- Task description -
Copy the entries below exactly. Images do not belong in the copy.

- Raw records -

*****

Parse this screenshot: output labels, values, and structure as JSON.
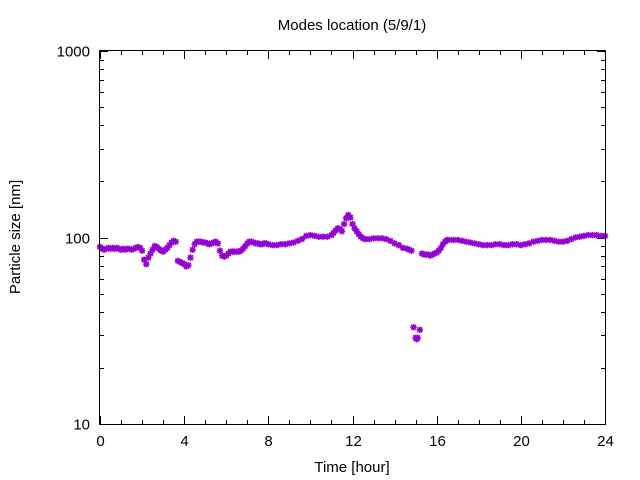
{
  "chart_data": {
    "type": "scatter",
    "title": "Modes location (5/9/1)",
    "xlabel": "Time [hour]",
    "ylabel": "Particle size [nm]",
    "xlim": [
      0,
      24
    ],
    "ylim": [
      10,
      1000
    ],
    "yscale": "log",
    "x_ticks": [
      0,
      4,
      8,
      12,
      16,
      20,
      24
    ],
    "x_tick_labels": [
      "0",
      "4",
      "8",
      "12",
      "16",
      "20",
      "24"
    ],
    "y_ticks": [
      10,
      100,
      1000
    ],
    "y_tick_labels": [
      "10",
      "100",
      "1000"
    ],
    "grid": false,
    "marker_color": "#9400d3",
    "marker": "star",
    "series": [
      {
        "points": [
          [
            0.0,
            89
          ],
          [
            0.1,
            87
          ],
          [
            0.2,
            86
          ],
          [
            0.3,
            87
          ],
          [
            0.4,
            88
          ],
          [
            0.5,
            87
          ],
          [
            0.6,
            88
          ],
          [
            0.7,
            87
          ],
          [
            0.8,
            88
          ],
          [
            0.9,
            87
          ],
          [
            1.0,
            86
          ],
          [
            1.1,
            87
          ],
          [
            1.2,
            86
          ],
          [
            1.3,
            87
          ],
          [
            1.4,
            87
          ],
          [
            1.5,
            86
          ],
          [
            1.6,
            87
          ],
          [
            1.7,
            88
          ],
          [
            1.8,
            89
          ],
          [
            1.9,
            88
          ],
          [
            2.0,
            85
          ],
          [
            2.1,
            76
          ],
          [
            2.2,
            72
          ],
          [
            2.3,
            78
          ],
          [
            2.4,
            82
          ],
          [
            2.5,
            86
          ],
          [
            2.6,
            90
          ],
          [
            2.7,
            89
          ],
          [
            2.8,
            87
          ],
          [
            2.9,
            85
          ],
          [
            3.0,
            84
          ],
          [
            3.1,
            86
          ],
          [
            3.2,
            88
          ],
          [
            3.3,
            91
          ],
          [
            3.4,
            94
          ],
          [
            3.5,
            96
          ],
          [
            3.6,
            95
          ],
          [
            3.7,
            75
          ],
          [
            3.8,
            74
          ],
          [
            3.9,
            73
          ],
          [
            4.0,
            72
          ],
          [
            4.1,
            70
          ],
          [
            4.2,
            71
          ],
          [
            4.3,
            78
          ],
          [
            4.4,
            86
          ],
          [
            4.5,
            92
          ],
          [
            4.6,
            95
          ],
          [
            4.7,
            95
          ],
          [
            4.8,
            95
          ],
          [
            4.9,
            94
          ],
          [
            5.0,
            94
          ],
          [
            5.1,
            93
          ],
          [
            5.2,
            92
          ],
          [
            5.3,
            93
          ],
          [
            5.4,
            94
          ],
          [
            5.5,
            95
          ],
          [
            5.6,
            93
          ],
          [
            5.7,
            85
          ],
          [
            5.8,
            80
          ],
          [
            5.9,
            79
          ],
          [
            6.0,
            80
          ],
          [
            6.1,
            82
          ],
          [
            6.2,
            84
          ],
          [
            6.3,
            84
          ],
          [
            6.4,
            84
          ],
          [
            6.5,
            84
          ],
          [
            6.6,
            84
          ],
          [
            6.7,
            85
          ],
          [
            6.8,
            87
          ],
          [
            6.9,
            90
          ],
          [
            7.0,
            93
          ],
          [
            7.1,
            95
          ],
          [
            7.2,
            95
          ],
          [
            7.3,
            94
          ],
          [
            7.4,
            93
          ],
          [
            7.5,
            93
          ],
          [
            7.6,
            92
          ],
          [
            7.7,
            92
          ],
          [
            7.8,
            93
          ],
          [
            7.9,
            93
          ],
          [
            8.0,
            92
          ],
          [
            8.2,
            91
          ],
          [
            8.4,
            91
          ],
          [
            8.6,
            92
          ],
          [
            8.8,
            92
          ],
          [
            9.0,
            93
          ],
          [
            9.2,
            94
          ],
          [
            9.4,
            96
          ],
          [
            9.6,
            98
          ],
          [
            9.8,
            102
          ],
          [
            10.0,
            103
          ],
          [
            10.2,
            102
          ],
          [
            10.4,
            101
          ],
          [
            10.6,
            101
          ],
          [
            10.8,
            101
          ],
          [
            11.0,
            103
          ],
          [
            11.1,
            106
          ],
          [
            11.2,
            109
          ],
          [
            11.3,
            112
          ],
          [
            11.4,
            111
          ],
          [
            11.5,
            108
          ],
          [
            11.6,
            118
          ],
          [
            11.7,
            127
          ],
          [
            11.8,
            132
          ],
          [
            11.9,
            128
          ],
          [
            12.0,
            118
          ],
          [
            12.1,
            112
          ],
          [
            12.2,
            108
          ],
          [
            12.3,
            104
          ],
          [
            12.4,
            101
          ],
          [
            12.5,
            99
          ],
          [
            12.6,
            98
          ],
          [
            12.8,
            98
          ],
          [
            13.0,
            99
          ],
          [
            13.2,
            99
          ],
          [
            13.4,
            99
          ],
          [
            13.6,
            98
          ],
          [
            13.8,
            96
          ],
          [
            14.0,
            93
          ],
          [
            14.2,
            91
          ],
          [
            14.4,
            88
          ],
          [
            14.6,
            87
          ],
          [
            14.7,
            86
          ],
          [
            14.8,
            85
          ],
          [
            14.9,
            33
          ],
          [
            15.0,
            29
          ],
          [
            15.05,
            28.5
          ],
          [
            15.1,
            29
          ],
          [
            15.2,
            32
          ],
          [
            15.3,
            82
          ],
          [
            15.4,
            81
          ],
          [
            15.5,
            81
          ],
          [
            15.6,
            81
          ],
          [
            15.7,
            80
          ],
          [
            15.8,
            81
          ],
          [
            15.9,
            82
          ],
          [
            16.0,
            83
          ],
          [
            16.1,
            85
          ],
          [
            16.2,
            88
          ],
          [
            16.3,
            92
          ],
          [
            16.4,
            95
          ],
          [
            16.5,
            97
          ],
          [
            16.6,
            97
          ],
          [
            16.8,
            97
          ],
          [
            17.0,
            97
          ],
          [
            17.2,
            96
          ],
          [
            17.4,
            95
          ],
          [
            17.6,
            94
          ],
          [
            17.8,
            93
          ],
          [
            18.0,
            92
          ],
          [
            18.2,
            91
          ],
          [
            18.4,
            91
          ],
          [
            18.6,
            91
          ],
          [
            18.8,
            92
          ],
          [
            19.0,
            92
          ],
          [
            19.2,
            91
          ],
          [
            19.4,
            91
          ],
          [
            19.6,
            92
          ],
          [
            19.8,
            92
          ],
          [
            20.0,
            91
          ],
          [
            20.2,
            92
          ],
          [
            20.4,
            93
          ],
          [
            20.6,
            95
          ],
          [
            20.8,
            96
          ],
          [
            21.0,
            97
          ],
          [
            21.2,
            97
          ],
          [
            21.4,
            97
          ],
          [
            21.6,
            96
          ],
          [
            21.8,
            95
          ],
          [
            22.0,
            95
          ],
          [
            22.2,
            96
          ],
          [
            22.4,
            98
          ],
          [
            22.6,
            100
          ],
          [
            22.8,
            101
          ],
          [
            23.0,
            102
          ],
          [
            23.2,
            103
          ],
          [
            23.4,
            103
          ],
          [
            23.6,
            103
          ],
          [
            23.8,
            102
          ],
          [
            24.0,
            102
          ]
        ]
      }
    ]
  }
}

*****

- The reply -
Parse this screenshot: output labels, values, and structure as JSON.
{
  "chart_data": {
    "type": "scatter",
    "title": "Modes location (5/9/1)",
    "xlabel": "Time [hour]",
    "ylabel": "Particle size [nm]",
    "xlim": [
      0,
      24
    ],
    "ylim": [
      10,
      1000
    ],
    "yscale": "log",
    "x_ticks": [
      0,
      4,
      8,
      12,
      16,
      20,
      24
    ],
    "x_tick_labels": [
      "0",
      "4",
      "8",
      "12",
      "16",
      "20",
      "24"
    ],
    "y_ticks": [
      10,
      100,
      1000
    ],
    "y_tick_labels": [
      "10",
      "100",
      "1000"
    ],
    "grid": false,
    "marker_color": "#9400d3",
    "marker": "star",
    "series": [
      {
        "points": [
          [
            0.0,
            89
          ],
          [
            0.1,
            87
          ],
          [
            0.2,
            86
          ],
          [
            0.3,
            87
          ],
          [
            0.4,
            88
          ],
          [
            0.5,
            87
          ],
          [
            0.6,
            88
          ],
          [
            0.7,
            87
          ],
          [
            0.8,
            88
          ],
          [
            0.9,
            87
          ],
          [
            1.0,
            86
          ],
          [
            1.1,
            87
          ],
          [
            1.2,
            86
          ],
          [
            1.3,
            87
          ],
          [
            1.4,
            87
          ],
          [
            1.5,
            86
          ],
          [
            1.6,
            87
          ],
          [
            1.7,
            88
          ],
          [
            1.8,
            89
          ],
          [
            1.9,
            88
          ],
          [
            2.0,
            85
          ],
          [
            2.1,
            76
          ],
          [
            2.2,
            72
          ],
          [
            2.3,
            78
          ],
          [
            2.4,
            82
          ],
          [
            2.5,
            86
          ],
          [
            2.6,
            90
          ],
          [
            2.7,
            89
          ],
          [
            2.8,
            87
          ],
          [
            2.9,
            85
          ],
          [
            3.0,
            84
          ],
          [
            3.1,
            86
          ],
          [
            3.2,
            88
          ],
          [
            3.3,
            91
          ],
          [
            3.4,
            94
          ],
          [
            3.5,
            96
          ],
          [
            3.6,
            95
          ],
          [
            3.7,
            75
          ],
          [
            3.8,
            74
          ],
          [
            3.9,
            73
          ],
          [
            4.0,
            72
          ],
          [
            4.1,
            70
          ],
          [
            4.2,
            71
          ],
          [
            4.3,
            78
          ],
          [
            4.4,
            86
          ],
          [
            4.5,
            92
          ],
          [
            4.6,
            95
          ],
          [
            4.7,
            95
          ],
          [
            4.8,
            95
          ],
          [
            4.9,
            94
          ],
          [
            5.0,
            94
          ],
          [
            5.1,
            93
          ],
          [
            5.2,
            92
          ],
          [
            5.3,
            93
          ],
          [
            5.4,
            94
          ],
          [
            5.5,
            95
          ],
          [
            5.6,
            93
          ],
          [
            5.7,
            85
          ],
          [
            5.8,
            80
          ],
          [
            5.9,
            79
          ],
          [
            6.0,
            80
          ],
          [
            6.1,
            82
          ],
          [
            6.2,
            84
          ],
          [
            6.3,
            84
          ],
          [
            6.4,
            84
          ],
          [
            6.5,
            84
          ],
          [
            6.6,
            84
          ],
          [
            6.7,
            85
          ],
          [
            6.8,
            87
          ],
          [
            6.9,
            90
          ],
          [
            7.0,
            93
          ],
          [
            7.1,
            95
          ],
          [
            7.2,
            95
          ],
          [
            7.3,
            94
          ],
          [
            7.4,
            93
          ],
          [
            7.5,
            93
          ],
          [
            7.6,
            92
          ],
          [
            7.7,
            92
          ],
          [
            7.8,
            93
          ],
          [
            7.9,
            93
          ],
          [
            8.0,
            92
          ],
          [
            8.2,
            91
          ],
          [
            8.4,
            91
          ],
          [
            8.6,
            92
          ],
          [
            8.8,
            92
          ],
          [
            9.0,
            93
          ],
          [
            9.2,
            94
          ],
          [
            9.4,
            96
          ],
          [
            9.6,
            98
          ],
          [
            9.8,
            102
          ],
          [
            10.0,
            103
          ],
          [
            10.2,
            102
          ],
          [
            10.4,
            101
          ],
          [
            10.6,
            101
          ],
          [
            10.8,
            101
          ],
          [
            11.0,
            103
          ],
          [
            11.1,
            106
          ],
          [
            11.2,
            109
          ],
          [
            11.3,
            112
          ],
          [
            11.4,
            111
          ],
          [
            11.5,
            108
          ],
          [
            11.6,
            118
          ],
          [
            11.7,
            127
          ],
          [
            11.8,
            132
          ],
          [
            11.9,
            128
          ],
          [
            12.0,
            118
          ],
          [
            12.1,
            112
          ],
          [
            12.2,
            108
          ],
          [
            12.3,
            104
          ],
          [
            12.4,
            101
          ],
          [
            12.5,
            99
          ],
          [
            12.6,
            98
          ],
          [
            12.8,
            98
          ],
          [
            13.0,
            99
          ],
          [
            13.2,
            99
          ],
          [
            13.4,
            99
          ],
          [
            13.6,
            98
          ],
          [
            13.8,
            96
          ],
          [
            14.0,
            93
          ],
          [
            14.2,
            91
          ],
          [
            14.4,
            88
          ],
          [
            14.6,
            87
          ],
          [
            14.7,
            86
          ],
          [
            14.8,
            85
          ],
          [
            14.9,
            33
          ],
          [
            15.0,
            29
          ],
          [
            15.05,
            28.5
          ],
          [
            15.1,
            29
          ],
          [
            15.2,
            32
          ],
          [
            15.3,
            82
          ],
          [
            15.4,
            81
          ],
          [
            15.5,
            81
          ],
          [
            15.6,
            81
          ],
          [
            15.7,
            80
          ],
          [
            15.8,
            81
          ],
          [
            15.9,
            82
          ],
          [
            16.0,
            83
          ],
          [
            16.1,
            85
          ],
          [
            16.2,
            88
          ],
          [
            16.3,
            92
          ],
          [
            16.4,
            95
          ],
          [
            16.5,
            97
          ],
          [
            16.6,
            97
          ],
          [
            16.8,
            97
          ],
          [
            17.0,
            97
          ],
          [
            17.2,
            96
          ],
          [
            17.4,
            95
          ],
          [
            17.6,
            94
          ],
          [
            17.8,
            93
          ],
          [
            18.0,
            92
          ],
          [
            18.2,
            91
          ],
          [
            18.4,
            91
          ],
          [
            18.6,
            91
          ],
          [
            18.8,
            92
          ],
          [
            19.0,
            92
          ],
          [
            19.2,
            91
          ],
          [
            19.4,
            91
          ],
          [
            19.6,
            92
          ],
          [
            19.8,
            92
          ],
          [
            20.0,
            91
          ],
          [
            20.2,
            92
          ],
          [
            20.4,
            93
          ],
          [
            20.6,
            95
          ],
          [
            20.8,
            96
          ],
          [
            21.0,
            97
          ],
          [
            21.2,
            97
          ],
          [
            21.4,
            97
          ],
          [
            21.6,
            96
          ],
          [
            21.8,
            95
          ],
          [
            22.0,
            95
          ],
          [
            22.2,
            96
          ],
          [
            22.4,
            98
          ],
          [
            22.6,
            100
          ],
          [
            22.8,
            101
          ],
          [
            23.0,
            102
          ],
          [
            23.2,
            103
          ],
          [
            23.4,
            103
          ],
          [
            23.6,
            103
          ],
          [
            23.8,
            102
          ],
          [
            24.0,
            102
          ]
        ]
      }
    ]
  }
}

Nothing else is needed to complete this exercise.